Return a copy of each line that holds the string "color".

DATA LINES:

begin

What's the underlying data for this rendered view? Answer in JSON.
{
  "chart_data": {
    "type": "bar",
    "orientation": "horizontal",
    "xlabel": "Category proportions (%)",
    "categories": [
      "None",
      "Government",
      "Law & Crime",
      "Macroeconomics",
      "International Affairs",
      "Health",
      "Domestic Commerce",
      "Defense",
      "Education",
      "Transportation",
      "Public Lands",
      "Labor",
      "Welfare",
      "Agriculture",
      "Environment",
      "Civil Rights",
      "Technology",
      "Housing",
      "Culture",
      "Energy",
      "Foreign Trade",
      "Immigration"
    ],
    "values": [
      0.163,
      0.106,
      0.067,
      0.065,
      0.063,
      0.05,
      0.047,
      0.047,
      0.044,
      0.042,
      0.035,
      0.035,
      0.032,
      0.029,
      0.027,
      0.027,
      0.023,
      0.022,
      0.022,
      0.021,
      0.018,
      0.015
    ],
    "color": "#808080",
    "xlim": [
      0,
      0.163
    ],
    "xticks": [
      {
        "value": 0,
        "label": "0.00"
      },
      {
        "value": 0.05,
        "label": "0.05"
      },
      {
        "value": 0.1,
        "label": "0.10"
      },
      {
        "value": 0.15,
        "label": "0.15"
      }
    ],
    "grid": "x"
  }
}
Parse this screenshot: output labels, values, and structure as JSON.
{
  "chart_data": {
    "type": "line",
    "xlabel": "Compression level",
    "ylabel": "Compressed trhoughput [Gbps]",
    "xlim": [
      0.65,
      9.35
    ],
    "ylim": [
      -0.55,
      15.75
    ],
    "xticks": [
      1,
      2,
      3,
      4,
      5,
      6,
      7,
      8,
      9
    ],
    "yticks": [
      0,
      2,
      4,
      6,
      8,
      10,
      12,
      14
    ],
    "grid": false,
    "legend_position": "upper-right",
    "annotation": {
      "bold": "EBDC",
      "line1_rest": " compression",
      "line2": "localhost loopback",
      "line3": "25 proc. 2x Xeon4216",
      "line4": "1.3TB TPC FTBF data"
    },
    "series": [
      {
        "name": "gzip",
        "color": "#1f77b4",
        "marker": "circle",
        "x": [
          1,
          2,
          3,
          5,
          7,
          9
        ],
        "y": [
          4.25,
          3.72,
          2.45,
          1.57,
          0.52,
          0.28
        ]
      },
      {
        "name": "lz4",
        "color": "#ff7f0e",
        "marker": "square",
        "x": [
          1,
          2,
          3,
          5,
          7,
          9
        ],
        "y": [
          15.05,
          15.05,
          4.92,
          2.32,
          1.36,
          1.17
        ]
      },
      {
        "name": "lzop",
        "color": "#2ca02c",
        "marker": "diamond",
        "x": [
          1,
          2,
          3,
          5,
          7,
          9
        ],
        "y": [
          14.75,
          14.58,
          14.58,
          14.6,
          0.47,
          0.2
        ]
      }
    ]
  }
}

end

EXERCISE OUTPUT:
    "color": "#808080",
        "color": "#1f77b4",
        "color": "#ff7f0e",
        "color": "#2ca02c",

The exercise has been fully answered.